課題内容:
下に示すベラ科の魚についての文章から、「写真の上の魚が「アカホシキツネベラBodianus rubrisos Gomon, 2006」下が「キツネダイBodianus」で始まり「ドネシアに分布するようです。」で終わる部分を一字一句そのまま抜き出してもらえますか？

提示された文章:
ベラ科は世界中の熱帯~温帯、一部亜寒帯の海から500種あまりが知られており、海水魚の中でもハゼの仲間に次ぎ種類が多いグループとされています。鮮やかな色彩のものが多く、イトヒキベラやニセモチノウオ、ホンソメワケベラなどは観賞魚として人気がありますが、中型のホンベラ属、キュウセン、ササノハベラの類のように食用として重要なものもあり。シロクラベラやイラ等のイラ属魚類や、メガネモチノウオやヤシャベラなどのモチノウオ属など大きくなるものは釣り魚としても人気です。
タキベラ属の魚も食用として人気があります。今回和歌山から来たのは、タキベラ属のアカホシキツネベラBodianus rubrisos Gomon, 2006です。
写真の上の魚が「アカホシキツネベラBodianus rubrisos Gomon, 2006」下が「キツネダイBodianus oxycephalus (Bleeker, 1862)」です。2種類ともよく似ているのですが、上のアカホシキツネベラは赤い線が細めで、そのほかに小さな赤色斑が多数あるのが特徴です。キツネダイにはこの小さな赤色斑が見られません。
キツネダイは関東以南の太平洋側ではよくあがるのですが、このアカホシキツネベラはやや珍しいのか、分布域もよくわかっていないようです。幼魚は伊豆半島などにも出現しますが、主に琉球列島以南にすみます。海外では台湾とインドネシアに分布するようです。
学名は従来から変更があります。Bodianus leucostictus (Benett, 1832)というのがあてられていましたが、この学名は現在、別種のスジキツネベラという種類に適用されております。従来はスジキツネベラの老成個体ともされ混同されたようです。スジキツネベラはまだお目にかかっていませんが、スジキツネベラも和歌山に生息するようなので、お目にかかる日を楽しみに待つことにしましょう。

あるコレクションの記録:

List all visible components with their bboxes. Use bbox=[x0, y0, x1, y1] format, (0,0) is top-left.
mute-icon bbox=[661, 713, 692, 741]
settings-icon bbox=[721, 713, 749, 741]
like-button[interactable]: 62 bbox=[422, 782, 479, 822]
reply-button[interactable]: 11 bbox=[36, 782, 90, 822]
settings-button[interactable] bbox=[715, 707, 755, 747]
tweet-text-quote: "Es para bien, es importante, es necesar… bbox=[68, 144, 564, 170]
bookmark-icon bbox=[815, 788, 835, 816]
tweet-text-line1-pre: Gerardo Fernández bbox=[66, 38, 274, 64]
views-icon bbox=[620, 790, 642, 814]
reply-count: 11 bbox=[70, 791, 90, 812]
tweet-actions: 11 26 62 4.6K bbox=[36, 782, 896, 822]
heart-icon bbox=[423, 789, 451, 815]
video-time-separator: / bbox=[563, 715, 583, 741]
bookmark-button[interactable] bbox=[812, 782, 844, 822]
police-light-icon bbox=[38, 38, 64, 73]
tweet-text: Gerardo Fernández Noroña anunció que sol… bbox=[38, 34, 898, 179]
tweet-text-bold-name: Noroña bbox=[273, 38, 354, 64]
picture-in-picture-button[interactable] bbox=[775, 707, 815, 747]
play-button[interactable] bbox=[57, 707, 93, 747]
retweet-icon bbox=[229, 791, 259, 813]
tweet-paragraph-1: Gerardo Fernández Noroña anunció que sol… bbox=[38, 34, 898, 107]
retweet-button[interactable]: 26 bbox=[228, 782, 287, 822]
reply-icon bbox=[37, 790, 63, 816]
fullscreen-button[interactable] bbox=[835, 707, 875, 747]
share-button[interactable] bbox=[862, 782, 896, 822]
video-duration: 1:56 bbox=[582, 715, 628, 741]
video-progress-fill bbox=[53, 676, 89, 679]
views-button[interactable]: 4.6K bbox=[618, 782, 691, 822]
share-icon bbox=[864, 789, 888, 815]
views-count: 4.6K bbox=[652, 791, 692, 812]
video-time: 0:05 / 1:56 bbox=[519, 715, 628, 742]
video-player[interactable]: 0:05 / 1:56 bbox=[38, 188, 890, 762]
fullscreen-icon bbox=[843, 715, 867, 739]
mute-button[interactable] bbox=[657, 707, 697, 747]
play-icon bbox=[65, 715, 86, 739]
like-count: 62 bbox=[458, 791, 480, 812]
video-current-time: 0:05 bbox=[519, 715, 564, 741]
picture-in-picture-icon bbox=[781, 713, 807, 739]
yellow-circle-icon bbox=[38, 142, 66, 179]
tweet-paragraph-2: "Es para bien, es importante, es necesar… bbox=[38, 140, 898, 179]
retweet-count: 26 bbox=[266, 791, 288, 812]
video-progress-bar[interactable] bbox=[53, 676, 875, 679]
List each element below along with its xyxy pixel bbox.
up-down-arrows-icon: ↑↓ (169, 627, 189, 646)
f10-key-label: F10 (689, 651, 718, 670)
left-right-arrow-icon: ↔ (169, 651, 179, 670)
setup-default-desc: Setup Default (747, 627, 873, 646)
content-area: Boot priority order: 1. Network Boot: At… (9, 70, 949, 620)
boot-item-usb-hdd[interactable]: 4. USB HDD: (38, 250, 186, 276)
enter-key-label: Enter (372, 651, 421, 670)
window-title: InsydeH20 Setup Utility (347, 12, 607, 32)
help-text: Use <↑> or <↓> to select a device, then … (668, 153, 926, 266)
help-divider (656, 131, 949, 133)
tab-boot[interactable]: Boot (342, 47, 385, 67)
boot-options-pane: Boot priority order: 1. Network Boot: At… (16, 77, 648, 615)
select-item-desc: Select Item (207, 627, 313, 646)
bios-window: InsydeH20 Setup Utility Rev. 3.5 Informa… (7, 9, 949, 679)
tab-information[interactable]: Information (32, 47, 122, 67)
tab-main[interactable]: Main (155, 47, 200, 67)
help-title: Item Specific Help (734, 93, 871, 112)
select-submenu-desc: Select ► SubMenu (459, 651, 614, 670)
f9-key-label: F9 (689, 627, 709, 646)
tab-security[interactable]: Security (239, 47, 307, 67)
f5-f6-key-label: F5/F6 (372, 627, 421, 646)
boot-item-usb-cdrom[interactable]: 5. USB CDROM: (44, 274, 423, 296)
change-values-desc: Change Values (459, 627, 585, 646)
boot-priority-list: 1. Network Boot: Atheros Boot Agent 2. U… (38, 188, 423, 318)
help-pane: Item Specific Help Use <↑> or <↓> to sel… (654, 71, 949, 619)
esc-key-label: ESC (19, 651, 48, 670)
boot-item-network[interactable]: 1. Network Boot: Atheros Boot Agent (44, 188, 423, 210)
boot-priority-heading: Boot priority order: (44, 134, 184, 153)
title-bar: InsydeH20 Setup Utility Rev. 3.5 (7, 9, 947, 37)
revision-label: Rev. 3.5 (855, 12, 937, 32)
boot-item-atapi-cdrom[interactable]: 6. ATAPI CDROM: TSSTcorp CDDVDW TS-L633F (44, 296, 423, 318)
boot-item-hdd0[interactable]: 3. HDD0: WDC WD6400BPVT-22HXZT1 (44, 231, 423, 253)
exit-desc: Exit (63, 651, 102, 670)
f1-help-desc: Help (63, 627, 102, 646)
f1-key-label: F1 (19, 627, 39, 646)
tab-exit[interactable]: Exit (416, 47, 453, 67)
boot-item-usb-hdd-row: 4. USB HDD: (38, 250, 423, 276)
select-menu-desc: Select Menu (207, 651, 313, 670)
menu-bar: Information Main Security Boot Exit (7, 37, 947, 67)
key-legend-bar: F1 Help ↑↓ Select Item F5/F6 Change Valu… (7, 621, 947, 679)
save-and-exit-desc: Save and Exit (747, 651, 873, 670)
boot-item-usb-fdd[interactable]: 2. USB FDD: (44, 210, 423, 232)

演習の解答:
写真の上の魚が「アカホシキツネベラBodianus rubrisos Gomon, 2006」下が「キツネダイBodianus oxycephalus (Bleeker, 1862)」です。2種類ともよく似ているのですが、上のアカホシキツネベラは赤い線が細めで、そのほかに小さな赤色斑が多数あるのが特徴です。キツネダイにはこの小さな赤色斑が見られません。
キツネダイは関東以南の太平洋側ではよくあがるのですが、このアカホシキツネベラはやや珍しいのか、分布域もよくわかっていないようです。幼魚は伊豆半島などにも出現しますが、主に琉球列島以南にすみます。海外では台湾とインドネシアに分布するようです。